◆ WRITTEN PROBLEM
Give the records back in full, exactly as they read.

[Figure record listings]
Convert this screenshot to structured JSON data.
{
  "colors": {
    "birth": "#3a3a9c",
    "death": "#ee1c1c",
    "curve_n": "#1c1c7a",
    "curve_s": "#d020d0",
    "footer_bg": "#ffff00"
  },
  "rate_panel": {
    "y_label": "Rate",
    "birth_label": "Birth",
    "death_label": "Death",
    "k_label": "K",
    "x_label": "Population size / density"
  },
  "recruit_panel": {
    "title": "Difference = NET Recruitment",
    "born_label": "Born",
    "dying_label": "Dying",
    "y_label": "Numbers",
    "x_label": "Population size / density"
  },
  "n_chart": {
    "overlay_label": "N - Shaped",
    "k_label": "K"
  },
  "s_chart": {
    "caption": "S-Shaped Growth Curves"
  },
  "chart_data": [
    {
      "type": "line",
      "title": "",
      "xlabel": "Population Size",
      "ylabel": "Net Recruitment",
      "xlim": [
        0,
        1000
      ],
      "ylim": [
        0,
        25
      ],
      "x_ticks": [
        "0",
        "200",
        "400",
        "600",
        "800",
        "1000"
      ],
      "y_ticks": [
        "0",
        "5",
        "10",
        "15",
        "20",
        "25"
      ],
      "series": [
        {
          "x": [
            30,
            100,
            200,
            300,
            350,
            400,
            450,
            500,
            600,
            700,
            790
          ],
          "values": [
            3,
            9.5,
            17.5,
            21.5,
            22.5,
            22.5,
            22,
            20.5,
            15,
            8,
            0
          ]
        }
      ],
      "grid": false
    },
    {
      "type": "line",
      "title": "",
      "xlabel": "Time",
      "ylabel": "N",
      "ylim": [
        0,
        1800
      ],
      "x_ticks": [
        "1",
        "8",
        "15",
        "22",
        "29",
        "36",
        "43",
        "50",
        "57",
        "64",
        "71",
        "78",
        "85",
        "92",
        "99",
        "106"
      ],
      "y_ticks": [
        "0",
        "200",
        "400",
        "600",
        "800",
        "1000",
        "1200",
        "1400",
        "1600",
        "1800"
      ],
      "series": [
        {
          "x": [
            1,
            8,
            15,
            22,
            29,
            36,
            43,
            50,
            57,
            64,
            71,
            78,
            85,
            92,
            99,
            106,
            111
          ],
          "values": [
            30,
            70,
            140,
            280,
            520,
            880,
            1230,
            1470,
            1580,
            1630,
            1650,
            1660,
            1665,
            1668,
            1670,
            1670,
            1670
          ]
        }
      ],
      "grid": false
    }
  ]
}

◆ THE RESPONSE
Convert this screenshot to structured JSON data.
{
  "colors": {
    "birth": "#3a3a9c",
    "death": "#ee1c1c",
    "curve_n": "#1c1c7a",
    "curve_s": "#d020d0",
    "footer_bg": "#ffff00"
  },
  "rate_panel": {
    "y_label": "Rate",
    "birth_label": "Birth",
    "death_label": "Death",
    "k_label": "K",
    "x_label": "Population size / density"
  },
  "recruit_panel": {
    "title": "Difference = NET Recruitment",
    "born_label": "Born",
    "dying_label": "Dying",
    "y_label": "Numbers",
    "x_label": "Population size / density"
  },
  "n_chart": {
    "overlay_label": "N - Shaped",
    "k_label": "K"
  },
  "s_chart": {
    "caption": "S-Shaped Growth Curves"
  },
  "chart_data": [
    {
      "type": "line",
      "title": "",
      "xlabel": "Population Size",
      "ylabel": "Net Recruitment",
      "xlim": [
        0,
        1000
      ],
      "ylim": [
        0,
        25
      ],
      "x_ticks": [
        "0",
        "200",
        "400",
        "600",
        "800",
        "1000"
      ],
      "y_ticks": [
        "0",
        "5",
        "10",
        "15",
        "20",
        "25"
      ],
      "series": [
        {
          "x": [
            30,
            100,
            200,
            300,
            350,
            400,
            450,
            500,
            600,
            700,
            790
          ],
          "values": [
            3,
            9.5,
            17.5,
            21.5,
            22.5,
            22.5,
            22,
            20.5,
            15,
            8,
            0
          ]
        }
      ],
      "grid": false
    },
    {
      "type": "line",
      "title": "",
      "xlabel": "Time",
      "ylabel": "N",
      "ylim": [
        0,
        1800
      ],
      "x_ticks": [
        "1",
        "8",
        "15",
        "22",
        "29",
        "36",
        "43",
        "50",
        "57",
        "64",
        "71",
        "78",
        "85",
        "92",
        "99",
        "106"
      ],
      "y_ticks": [
        "0",
        "200",
        "400",
        "600",
        "800",
        "1000",
        "1200",
        "1400",
        "1600",
        "1800"
      ],
      "series": [
        {
          "x": [
            1,
            8,
            15,
            22,
            29,
            36,
            43,
            50,
            57,
            64,
            71,
            78,
            85,
            92,
            99,
            106,
            111
          ],
          "values": [
            30,
            70,
            140,
            280,
            520,
            880,
            1230,
            1470,
            1580,
            1630,
            1650,
            1660,
            1665,
            1668,
            1670,
            1670,
            1670
          ]
        }
      ],
      "grid": false
    }
  ]
}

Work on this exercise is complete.